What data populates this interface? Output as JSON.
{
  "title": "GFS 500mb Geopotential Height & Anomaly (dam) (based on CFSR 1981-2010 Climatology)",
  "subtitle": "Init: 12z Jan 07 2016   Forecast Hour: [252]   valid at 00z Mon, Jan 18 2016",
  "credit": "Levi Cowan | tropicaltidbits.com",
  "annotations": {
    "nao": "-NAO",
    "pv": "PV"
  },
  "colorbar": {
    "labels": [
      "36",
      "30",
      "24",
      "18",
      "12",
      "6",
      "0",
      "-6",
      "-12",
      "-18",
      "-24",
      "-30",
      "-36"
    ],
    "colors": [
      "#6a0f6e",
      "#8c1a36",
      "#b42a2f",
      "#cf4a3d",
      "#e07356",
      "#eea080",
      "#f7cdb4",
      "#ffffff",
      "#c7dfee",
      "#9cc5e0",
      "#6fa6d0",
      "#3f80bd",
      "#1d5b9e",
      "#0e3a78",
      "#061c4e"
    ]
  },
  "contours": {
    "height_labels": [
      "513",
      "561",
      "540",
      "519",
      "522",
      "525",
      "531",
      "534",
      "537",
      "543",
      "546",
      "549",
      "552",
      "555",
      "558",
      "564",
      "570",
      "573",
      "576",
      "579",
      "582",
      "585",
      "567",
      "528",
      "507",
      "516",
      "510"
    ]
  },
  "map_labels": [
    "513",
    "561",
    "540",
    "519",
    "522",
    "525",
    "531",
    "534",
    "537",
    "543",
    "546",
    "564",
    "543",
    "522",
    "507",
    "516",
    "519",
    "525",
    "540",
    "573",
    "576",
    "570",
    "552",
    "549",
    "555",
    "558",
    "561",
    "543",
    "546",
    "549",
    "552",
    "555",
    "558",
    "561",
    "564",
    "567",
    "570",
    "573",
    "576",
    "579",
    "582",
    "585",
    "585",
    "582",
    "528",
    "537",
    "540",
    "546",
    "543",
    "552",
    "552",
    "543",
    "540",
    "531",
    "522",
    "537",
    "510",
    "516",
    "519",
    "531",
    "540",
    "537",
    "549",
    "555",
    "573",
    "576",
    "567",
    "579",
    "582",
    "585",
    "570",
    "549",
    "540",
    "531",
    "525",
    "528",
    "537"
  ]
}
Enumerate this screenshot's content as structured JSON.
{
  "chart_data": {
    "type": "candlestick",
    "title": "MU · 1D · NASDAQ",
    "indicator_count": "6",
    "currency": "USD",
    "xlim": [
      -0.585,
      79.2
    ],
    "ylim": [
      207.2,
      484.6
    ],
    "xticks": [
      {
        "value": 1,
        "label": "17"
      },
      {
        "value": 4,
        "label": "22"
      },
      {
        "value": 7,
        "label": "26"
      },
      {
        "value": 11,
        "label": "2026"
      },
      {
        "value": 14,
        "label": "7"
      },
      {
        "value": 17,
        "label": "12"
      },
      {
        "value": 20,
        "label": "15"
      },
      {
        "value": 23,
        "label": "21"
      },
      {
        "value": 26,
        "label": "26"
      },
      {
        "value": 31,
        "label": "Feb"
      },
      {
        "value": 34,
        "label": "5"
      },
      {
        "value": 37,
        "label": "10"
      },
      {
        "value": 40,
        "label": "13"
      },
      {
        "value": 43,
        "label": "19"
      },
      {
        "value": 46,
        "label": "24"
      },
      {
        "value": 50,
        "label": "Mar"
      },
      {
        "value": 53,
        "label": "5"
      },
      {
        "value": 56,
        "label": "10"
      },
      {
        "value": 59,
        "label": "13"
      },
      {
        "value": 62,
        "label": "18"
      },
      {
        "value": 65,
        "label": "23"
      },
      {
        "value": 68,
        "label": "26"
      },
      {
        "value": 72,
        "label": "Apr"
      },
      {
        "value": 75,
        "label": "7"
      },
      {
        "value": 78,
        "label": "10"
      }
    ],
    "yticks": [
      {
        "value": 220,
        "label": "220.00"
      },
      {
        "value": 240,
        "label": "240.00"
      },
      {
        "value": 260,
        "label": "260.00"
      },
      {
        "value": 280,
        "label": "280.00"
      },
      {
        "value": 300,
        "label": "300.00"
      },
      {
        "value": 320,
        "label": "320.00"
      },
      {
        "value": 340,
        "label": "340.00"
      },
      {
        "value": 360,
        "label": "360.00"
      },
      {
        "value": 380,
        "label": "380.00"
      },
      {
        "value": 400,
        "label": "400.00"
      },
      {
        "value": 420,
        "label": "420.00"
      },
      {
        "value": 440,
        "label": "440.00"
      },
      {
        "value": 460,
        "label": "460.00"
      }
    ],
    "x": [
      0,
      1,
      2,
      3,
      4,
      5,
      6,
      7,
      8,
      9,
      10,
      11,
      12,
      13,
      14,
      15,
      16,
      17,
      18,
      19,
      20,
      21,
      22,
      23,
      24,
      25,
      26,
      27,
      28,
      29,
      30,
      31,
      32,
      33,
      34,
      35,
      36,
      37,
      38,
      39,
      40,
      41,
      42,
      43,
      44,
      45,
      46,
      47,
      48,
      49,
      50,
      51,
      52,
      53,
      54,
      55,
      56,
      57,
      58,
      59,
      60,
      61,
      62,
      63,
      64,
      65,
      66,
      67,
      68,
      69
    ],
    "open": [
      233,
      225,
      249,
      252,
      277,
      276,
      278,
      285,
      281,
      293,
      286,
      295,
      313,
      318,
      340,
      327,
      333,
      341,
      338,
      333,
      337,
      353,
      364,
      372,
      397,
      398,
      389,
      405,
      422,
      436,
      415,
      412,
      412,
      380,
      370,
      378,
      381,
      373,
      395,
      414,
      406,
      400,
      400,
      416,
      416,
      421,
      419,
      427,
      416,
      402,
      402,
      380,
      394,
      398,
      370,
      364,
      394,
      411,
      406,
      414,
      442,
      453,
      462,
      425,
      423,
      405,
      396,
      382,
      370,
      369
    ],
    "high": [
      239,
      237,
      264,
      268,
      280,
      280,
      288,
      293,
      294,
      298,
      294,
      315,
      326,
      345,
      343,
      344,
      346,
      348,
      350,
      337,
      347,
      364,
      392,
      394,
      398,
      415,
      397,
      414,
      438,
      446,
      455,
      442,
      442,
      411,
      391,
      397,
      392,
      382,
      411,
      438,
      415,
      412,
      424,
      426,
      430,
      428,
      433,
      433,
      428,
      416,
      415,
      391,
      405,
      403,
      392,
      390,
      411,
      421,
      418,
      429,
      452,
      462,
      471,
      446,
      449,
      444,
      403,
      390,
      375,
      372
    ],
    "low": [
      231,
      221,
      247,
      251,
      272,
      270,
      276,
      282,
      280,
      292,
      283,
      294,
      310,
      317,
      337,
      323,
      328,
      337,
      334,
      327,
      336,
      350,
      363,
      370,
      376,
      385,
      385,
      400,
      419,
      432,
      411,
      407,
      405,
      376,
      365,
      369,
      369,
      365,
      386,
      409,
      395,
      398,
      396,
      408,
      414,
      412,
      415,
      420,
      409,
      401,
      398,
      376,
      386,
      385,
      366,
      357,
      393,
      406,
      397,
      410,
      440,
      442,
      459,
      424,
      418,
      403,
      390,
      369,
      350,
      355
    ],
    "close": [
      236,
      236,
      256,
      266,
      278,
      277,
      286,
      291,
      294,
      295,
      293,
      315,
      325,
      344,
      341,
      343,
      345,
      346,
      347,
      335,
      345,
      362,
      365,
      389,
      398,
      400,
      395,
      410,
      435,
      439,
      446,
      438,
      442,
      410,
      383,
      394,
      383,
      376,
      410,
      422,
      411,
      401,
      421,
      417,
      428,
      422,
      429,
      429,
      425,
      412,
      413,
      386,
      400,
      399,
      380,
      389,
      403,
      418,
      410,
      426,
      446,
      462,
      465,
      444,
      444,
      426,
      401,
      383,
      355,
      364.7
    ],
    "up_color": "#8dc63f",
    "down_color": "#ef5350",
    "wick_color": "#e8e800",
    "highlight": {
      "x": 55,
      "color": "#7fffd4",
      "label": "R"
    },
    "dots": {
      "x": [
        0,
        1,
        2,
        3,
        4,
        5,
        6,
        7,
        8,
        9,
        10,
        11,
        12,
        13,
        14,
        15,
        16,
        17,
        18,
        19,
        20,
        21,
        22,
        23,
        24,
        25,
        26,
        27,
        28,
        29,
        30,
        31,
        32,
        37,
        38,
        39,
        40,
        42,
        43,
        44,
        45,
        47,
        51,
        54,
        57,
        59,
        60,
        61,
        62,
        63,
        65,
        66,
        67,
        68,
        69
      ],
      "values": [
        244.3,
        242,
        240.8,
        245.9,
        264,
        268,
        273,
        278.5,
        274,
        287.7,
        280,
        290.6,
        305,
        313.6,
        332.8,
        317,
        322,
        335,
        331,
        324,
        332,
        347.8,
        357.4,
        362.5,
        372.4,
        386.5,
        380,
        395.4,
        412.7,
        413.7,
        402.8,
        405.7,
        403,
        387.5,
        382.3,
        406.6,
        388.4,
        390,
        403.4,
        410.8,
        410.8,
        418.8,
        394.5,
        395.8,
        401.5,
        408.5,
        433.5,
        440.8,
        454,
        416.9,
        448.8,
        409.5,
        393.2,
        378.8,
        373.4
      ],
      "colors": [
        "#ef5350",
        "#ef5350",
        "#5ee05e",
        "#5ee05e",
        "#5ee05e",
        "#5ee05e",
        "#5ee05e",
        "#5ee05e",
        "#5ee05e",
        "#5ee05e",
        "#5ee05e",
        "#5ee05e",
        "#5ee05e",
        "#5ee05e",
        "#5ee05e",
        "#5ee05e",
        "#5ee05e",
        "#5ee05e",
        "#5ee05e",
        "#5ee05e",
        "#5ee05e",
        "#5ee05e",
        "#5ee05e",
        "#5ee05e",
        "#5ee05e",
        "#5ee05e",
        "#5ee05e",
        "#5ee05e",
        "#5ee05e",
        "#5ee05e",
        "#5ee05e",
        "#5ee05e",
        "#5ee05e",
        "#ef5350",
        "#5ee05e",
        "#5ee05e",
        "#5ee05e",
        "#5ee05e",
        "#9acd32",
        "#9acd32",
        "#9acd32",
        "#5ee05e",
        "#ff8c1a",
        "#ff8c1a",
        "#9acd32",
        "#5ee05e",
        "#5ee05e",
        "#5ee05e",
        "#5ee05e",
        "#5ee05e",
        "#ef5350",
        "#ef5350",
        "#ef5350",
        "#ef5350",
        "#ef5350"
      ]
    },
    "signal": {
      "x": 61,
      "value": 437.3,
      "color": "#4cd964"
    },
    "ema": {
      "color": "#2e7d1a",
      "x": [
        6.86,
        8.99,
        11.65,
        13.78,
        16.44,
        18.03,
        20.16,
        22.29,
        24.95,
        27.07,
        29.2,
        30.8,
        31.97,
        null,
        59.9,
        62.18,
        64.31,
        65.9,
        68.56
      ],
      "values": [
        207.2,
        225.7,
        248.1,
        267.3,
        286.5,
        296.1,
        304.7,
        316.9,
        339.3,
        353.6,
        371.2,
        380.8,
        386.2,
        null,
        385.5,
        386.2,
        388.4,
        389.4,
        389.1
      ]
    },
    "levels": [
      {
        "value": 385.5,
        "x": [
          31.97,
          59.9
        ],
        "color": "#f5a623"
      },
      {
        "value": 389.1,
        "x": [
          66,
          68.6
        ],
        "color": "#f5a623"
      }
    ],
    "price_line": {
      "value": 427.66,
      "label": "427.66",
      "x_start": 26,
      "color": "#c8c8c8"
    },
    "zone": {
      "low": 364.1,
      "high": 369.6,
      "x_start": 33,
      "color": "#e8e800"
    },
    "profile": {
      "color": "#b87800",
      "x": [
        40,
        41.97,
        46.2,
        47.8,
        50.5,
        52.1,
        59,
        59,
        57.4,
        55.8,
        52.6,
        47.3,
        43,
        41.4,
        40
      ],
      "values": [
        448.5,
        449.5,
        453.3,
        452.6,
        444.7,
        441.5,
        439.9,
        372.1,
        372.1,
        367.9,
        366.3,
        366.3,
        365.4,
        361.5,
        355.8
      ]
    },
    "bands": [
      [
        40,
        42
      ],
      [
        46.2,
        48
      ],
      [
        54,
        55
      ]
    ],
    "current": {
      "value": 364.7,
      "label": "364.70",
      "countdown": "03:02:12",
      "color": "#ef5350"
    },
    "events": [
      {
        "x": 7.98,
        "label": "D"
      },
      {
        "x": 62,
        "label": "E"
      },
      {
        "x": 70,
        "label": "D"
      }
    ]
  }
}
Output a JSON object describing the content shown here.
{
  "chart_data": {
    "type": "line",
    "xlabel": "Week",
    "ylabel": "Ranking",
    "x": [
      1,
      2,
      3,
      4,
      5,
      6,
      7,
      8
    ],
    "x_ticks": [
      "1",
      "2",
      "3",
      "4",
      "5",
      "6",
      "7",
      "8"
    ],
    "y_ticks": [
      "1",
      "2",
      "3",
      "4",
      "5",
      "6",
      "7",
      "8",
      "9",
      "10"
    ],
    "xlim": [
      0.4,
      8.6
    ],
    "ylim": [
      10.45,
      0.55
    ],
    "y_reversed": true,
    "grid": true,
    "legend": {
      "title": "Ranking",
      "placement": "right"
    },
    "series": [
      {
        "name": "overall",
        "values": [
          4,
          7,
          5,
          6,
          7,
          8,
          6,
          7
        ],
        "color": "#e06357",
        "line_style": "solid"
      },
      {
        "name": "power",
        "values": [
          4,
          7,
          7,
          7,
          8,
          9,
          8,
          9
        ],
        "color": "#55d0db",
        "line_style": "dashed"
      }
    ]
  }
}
§ §
→ What you have to do: Copy out each line of the records that holds the string "Output".

→ Correct answer:
What data populates this interface? Output as JSON.
Output a JSON object describing the content shown here.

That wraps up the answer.